[Start RECORDS TO USE]

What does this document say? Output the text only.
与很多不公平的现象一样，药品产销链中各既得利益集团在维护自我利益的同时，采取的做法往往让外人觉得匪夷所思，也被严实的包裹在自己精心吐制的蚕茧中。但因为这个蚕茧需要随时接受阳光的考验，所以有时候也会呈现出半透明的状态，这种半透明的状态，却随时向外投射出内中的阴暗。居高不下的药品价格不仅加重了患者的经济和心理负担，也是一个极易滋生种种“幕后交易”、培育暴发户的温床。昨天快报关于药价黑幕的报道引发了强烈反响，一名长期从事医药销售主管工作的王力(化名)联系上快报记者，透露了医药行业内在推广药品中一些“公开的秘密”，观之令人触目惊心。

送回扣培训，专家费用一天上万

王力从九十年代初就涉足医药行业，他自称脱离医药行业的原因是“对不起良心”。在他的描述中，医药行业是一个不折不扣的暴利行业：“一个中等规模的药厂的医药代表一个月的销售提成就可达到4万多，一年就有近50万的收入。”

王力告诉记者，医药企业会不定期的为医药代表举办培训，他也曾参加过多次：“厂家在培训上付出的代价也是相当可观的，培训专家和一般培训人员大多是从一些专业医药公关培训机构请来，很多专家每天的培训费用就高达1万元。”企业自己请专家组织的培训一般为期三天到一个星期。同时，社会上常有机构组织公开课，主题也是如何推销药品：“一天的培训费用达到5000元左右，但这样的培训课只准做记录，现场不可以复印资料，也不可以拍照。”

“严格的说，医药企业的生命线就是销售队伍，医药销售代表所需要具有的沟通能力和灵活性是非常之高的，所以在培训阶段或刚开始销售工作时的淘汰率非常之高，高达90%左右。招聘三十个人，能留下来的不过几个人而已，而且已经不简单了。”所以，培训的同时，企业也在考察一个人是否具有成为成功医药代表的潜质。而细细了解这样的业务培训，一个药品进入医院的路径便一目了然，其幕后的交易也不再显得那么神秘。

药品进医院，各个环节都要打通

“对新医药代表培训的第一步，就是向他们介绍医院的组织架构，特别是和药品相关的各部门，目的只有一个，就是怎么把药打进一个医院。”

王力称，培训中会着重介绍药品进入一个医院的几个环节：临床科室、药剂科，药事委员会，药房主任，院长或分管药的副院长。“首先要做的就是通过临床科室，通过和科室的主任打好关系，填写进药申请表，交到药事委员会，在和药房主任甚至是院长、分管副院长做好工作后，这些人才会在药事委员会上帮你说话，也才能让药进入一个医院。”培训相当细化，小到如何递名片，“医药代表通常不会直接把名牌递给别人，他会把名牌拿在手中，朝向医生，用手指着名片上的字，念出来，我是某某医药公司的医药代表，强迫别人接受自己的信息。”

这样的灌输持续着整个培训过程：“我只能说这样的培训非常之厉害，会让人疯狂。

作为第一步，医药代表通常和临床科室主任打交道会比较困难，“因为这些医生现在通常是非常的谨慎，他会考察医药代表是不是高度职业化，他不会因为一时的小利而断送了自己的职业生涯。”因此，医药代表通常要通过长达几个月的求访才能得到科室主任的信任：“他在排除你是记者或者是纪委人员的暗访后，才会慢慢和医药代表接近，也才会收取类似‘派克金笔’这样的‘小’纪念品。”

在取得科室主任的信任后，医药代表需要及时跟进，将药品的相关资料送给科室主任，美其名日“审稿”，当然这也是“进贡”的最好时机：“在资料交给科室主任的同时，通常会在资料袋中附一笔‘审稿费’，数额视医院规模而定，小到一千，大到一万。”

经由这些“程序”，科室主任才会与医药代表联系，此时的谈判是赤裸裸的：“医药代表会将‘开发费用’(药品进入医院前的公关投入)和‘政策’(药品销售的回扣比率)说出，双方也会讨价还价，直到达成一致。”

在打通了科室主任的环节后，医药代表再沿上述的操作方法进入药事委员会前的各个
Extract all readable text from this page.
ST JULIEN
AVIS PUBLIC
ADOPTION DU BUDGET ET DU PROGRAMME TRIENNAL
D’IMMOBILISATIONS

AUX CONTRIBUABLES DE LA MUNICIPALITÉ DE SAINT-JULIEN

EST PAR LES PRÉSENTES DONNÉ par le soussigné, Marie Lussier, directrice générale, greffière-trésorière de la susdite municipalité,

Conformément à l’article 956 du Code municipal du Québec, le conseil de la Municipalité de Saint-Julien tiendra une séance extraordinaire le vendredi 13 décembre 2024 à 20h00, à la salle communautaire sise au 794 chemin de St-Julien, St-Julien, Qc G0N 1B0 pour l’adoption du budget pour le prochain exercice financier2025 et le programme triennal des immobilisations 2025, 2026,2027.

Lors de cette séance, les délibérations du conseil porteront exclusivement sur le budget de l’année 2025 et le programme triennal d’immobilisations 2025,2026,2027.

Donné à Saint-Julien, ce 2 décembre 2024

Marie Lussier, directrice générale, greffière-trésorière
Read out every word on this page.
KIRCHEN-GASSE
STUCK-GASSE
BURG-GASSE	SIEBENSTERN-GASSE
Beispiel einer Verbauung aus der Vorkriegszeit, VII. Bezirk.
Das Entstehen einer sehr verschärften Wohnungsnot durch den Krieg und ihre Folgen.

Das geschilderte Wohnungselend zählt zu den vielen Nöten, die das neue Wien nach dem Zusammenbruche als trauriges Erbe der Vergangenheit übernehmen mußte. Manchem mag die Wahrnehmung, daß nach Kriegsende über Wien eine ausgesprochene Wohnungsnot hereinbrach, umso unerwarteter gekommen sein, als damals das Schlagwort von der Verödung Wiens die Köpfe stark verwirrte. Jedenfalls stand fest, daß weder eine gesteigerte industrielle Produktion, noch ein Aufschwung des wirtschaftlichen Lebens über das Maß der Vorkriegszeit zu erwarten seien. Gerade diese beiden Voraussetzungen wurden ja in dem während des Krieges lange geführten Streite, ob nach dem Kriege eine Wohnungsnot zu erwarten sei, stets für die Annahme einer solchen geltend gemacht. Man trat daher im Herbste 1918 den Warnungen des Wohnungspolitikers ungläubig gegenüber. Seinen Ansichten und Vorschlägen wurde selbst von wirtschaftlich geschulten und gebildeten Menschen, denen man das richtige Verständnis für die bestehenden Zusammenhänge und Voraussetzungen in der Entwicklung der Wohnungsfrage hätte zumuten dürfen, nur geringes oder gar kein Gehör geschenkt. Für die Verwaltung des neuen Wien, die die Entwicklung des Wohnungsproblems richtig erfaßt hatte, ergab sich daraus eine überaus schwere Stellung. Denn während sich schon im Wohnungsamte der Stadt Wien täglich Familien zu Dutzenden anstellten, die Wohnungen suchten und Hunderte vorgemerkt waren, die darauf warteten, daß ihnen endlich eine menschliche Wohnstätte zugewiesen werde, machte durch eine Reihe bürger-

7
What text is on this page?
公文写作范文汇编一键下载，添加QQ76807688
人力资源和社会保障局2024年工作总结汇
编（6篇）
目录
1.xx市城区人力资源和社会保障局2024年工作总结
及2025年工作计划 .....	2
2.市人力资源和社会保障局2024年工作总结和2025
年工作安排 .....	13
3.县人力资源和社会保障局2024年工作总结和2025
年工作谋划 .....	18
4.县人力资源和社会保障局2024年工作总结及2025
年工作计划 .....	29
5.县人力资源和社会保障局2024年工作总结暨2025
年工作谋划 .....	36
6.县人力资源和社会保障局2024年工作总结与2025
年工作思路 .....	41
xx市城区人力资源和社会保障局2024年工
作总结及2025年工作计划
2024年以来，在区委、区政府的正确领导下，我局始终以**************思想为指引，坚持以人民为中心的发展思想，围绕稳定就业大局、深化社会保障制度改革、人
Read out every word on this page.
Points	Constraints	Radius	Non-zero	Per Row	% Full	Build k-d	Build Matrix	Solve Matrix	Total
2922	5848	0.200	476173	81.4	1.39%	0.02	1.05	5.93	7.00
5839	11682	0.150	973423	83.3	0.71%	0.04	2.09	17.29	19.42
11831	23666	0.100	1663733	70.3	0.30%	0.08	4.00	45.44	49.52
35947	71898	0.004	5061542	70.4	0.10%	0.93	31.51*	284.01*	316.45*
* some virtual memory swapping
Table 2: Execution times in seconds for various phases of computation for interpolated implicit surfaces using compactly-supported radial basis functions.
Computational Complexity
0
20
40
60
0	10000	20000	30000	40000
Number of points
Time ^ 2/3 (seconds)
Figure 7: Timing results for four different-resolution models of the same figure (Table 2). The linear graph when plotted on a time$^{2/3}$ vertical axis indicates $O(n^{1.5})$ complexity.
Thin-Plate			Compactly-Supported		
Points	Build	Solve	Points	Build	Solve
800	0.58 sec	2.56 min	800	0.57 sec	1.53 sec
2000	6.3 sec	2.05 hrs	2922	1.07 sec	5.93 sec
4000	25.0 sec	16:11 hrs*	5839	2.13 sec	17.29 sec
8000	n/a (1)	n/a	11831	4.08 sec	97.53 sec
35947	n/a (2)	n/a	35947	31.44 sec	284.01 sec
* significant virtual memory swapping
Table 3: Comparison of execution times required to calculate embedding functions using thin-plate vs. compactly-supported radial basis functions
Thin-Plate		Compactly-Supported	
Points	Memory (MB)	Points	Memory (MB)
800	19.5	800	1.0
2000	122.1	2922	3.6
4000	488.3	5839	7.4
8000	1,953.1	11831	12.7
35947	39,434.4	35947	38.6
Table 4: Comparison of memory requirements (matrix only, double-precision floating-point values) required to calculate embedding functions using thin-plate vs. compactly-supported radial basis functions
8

[End RECORDS TO USE]

DIRECTIVE ▸ Gather up, from the records above, each line where the word "What" appears.

RESPONSE FOR THIS EXERCISE ▸
What does this document say? Output the text only.
What text is on this page?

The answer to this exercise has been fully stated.